* _PROBLEM TO WORK ON_:
Arrange the listing from the line containing "Patent image size: (1287, 1046)." down to the line containing "The lower portion of longitudinal member 22b", both included, as a JSON list of strings with one string per line and blank lines left out.

* _RECORDS SUPPLIED_:
::::::
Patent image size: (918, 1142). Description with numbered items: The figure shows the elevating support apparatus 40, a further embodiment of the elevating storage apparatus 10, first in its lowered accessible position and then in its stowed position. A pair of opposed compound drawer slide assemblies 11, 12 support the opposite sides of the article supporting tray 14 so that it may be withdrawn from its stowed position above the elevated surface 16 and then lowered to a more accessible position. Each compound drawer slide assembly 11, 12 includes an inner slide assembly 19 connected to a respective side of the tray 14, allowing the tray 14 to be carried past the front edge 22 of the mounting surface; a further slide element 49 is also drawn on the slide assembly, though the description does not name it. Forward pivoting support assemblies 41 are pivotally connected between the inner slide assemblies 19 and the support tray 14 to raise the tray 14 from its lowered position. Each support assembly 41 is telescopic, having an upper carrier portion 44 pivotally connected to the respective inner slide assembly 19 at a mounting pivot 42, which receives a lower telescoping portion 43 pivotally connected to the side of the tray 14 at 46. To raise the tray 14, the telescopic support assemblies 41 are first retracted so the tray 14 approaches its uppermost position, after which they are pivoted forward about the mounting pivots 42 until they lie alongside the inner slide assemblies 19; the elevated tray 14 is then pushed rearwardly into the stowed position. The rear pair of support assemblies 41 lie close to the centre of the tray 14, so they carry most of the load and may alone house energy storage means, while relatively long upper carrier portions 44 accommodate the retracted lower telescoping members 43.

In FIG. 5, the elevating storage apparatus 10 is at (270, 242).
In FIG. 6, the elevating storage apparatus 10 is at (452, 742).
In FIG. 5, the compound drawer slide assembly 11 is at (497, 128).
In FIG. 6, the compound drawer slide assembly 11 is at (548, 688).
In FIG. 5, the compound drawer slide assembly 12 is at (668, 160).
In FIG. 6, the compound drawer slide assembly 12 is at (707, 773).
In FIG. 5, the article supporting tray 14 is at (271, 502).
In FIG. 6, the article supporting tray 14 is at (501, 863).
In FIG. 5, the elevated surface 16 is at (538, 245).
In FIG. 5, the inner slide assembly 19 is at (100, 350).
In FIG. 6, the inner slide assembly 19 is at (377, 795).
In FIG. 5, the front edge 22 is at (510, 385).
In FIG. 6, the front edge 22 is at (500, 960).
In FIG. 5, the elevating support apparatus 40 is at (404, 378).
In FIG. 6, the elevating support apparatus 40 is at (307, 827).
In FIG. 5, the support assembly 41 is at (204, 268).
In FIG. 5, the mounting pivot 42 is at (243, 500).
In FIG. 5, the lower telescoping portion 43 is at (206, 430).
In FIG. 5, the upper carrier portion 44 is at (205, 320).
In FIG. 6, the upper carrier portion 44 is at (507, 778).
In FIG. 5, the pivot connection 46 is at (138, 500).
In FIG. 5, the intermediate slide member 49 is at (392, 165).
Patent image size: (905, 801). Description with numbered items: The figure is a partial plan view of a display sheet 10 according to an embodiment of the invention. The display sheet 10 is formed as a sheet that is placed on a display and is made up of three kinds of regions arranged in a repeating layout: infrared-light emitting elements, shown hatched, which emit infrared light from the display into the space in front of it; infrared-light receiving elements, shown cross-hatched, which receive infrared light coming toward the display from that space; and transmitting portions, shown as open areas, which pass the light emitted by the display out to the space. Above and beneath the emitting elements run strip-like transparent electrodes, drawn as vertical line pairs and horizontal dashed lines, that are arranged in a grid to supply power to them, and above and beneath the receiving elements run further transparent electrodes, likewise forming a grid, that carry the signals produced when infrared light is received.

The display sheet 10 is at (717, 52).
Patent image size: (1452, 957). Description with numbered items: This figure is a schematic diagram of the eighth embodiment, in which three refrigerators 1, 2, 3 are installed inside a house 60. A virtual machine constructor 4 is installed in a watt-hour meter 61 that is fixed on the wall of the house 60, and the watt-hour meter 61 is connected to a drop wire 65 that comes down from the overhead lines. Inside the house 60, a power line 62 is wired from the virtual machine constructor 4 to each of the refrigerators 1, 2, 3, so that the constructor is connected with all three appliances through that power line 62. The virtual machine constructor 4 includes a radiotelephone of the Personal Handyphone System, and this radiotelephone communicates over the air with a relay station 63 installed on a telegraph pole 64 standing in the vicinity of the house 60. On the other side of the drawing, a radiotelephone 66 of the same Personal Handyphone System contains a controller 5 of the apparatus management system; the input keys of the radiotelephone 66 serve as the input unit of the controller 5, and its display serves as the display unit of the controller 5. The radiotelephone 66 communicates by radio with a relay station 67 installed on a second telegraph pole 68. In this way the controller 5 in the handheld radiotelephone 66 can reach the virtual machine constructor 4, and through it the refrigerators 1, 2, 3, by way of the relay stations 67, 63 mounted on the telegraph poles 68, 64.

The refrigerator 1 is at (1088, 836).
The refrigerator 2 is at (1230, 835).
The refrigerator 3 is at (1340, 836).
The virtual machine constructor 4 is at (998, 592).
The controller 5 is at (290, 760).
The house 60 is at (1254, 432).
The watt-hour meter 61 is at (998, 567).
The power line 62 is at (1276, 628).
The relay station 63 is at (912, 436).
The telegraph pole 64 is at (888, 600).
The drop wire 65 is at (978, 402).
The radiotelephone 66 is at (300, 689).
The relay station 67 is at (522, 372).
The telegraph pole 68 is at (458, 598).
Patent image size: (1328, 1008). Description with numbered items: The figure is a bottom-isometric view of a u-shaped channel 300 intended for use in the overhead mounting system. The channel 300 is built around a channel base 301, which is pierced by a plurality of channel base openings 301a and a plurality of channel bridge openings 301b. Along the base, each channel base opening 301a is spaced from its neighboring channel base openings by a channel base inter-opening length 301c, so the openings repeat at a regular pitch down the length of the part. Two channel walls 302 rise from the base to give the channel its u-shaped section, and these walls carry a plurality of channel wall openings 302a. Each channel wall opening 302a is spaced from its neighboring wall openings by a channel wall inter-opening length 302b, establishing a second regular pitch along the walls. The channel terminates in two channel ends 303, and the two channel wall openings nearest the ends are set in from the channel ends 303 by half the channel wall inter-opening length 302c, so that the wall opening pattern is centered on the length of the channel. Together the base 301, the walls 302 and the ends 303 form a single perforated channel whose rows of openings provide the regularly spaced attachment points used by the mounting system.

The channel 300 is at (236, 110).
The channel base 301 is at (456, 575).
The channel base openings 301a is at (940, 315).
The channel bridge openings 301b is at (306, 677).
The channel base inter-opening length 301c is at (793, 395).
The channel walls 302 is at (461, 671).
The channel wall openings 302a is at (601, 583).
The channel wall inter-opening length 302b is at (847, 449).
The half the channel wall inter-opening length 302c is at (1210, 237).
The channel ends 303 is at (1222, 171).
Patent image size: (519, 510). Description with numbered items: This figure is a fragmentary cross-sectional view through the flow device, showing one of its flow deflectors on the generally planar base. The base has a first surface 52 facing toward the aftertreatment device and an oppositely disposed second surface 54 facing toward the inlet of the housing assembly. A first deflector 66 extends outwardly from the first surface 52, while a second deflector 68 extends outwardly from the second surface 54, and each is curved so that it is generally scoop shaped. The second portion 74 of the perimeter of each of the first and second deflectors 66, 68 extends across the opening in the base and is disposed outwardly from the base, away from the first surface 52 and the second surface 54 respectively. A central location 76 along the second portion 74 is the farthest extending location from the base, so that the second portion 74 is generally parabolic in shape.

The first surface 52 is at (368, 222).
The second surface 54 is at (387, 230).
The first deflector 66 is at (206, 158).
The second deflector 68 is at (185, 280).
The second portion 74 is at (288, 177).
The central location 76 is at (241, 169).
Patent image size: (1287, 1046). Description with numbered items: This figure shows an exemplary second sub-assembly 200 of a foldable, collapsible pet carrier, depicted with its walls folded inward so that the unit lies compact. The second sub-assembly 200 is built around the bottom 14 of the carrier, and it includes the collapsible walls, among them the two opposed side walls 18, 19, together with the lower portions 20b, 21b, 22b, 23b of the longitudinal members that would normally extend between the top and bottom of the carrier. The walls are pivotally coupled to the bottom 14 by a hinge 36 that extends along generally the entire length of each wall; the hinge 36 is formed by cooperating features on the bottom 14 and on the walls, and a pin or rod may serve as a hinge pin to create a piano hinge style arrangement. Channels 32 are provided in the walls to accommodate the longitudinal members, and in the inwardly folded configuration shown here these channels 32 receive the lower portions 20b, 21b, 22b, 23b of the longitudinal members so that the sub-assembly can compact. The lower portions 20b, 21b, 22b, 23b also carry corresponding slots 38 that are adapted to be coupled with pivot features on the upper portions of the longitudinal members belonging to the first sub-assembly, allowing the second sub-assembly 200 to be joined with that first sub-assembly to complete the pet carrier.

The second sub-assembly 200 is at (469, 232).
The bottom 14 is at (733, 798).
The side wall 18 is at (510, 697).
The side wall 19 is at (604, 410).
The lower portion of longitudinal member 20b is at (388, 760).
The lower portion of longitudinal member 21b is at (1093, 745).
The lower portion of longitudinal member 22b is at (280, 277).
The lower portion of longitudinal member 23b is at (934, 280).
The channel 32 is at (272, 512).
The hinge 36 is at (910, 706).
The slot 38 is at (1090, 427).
::::::
* _EXERCISE ANSWER_:
[
  "Patent image size: (1287, 1046). Description with numbered items: This figure shows an exemplary second sub-assembly 200 of a foldable, collapsible pet carrier, depicted with its walls folded inward so that the unit lies compact. The second sub-assembly 200 is built around the bottom 14 of the carrier, and it includes the collapsible walls, among them the two opposed side walls 18, 19, together with the lower portions 20b, 21b, 22b, 23b of the longitudinal members that would normally extend between the top and bottom of the carrier. The walls are pivotally coupled to the bottom 14 by a hinge 36 that extends along generally the entire length of each wall; the hinge 36 is formed by cooperating features on the bottom 14 and on the walls, and a pin or rod may serve as a hinge pin to create a piano hinge style arrangement. Channels 32 are provided in the walls to accommodate the longitudinal members, and in the inwardly folded configuration shown here these channels 32 receive the lower portions 20b, 21b, 22b, 23b of the longitudinal members so that the sub-assembly can compact. The lower portions 20b, 21b, 22b, 23b also carry corresponding slots 38 that are adapted to be coupled with pivot features on the upper portions of the longitudinal members belonging to the first sub-assembly, allowing the second sub-assembly 200 to be joined with that first sub-assembly to complete the pet carrier.",
  "The second sub-assembly 200 is at (469, 232).",
  "The bottom 14 is at (733, 798).",
  "The side wall 18 is at (510, 697).",
  "The side wall 19 is at (604, 410).",
  "The lower portion of longitudinal member 20b is at (388, 760).",
  "The lower portion of longitudinal member 21b is at (1093, 745).",
  "The lower portion of longitudinal member 22b is at (280, 277)."
]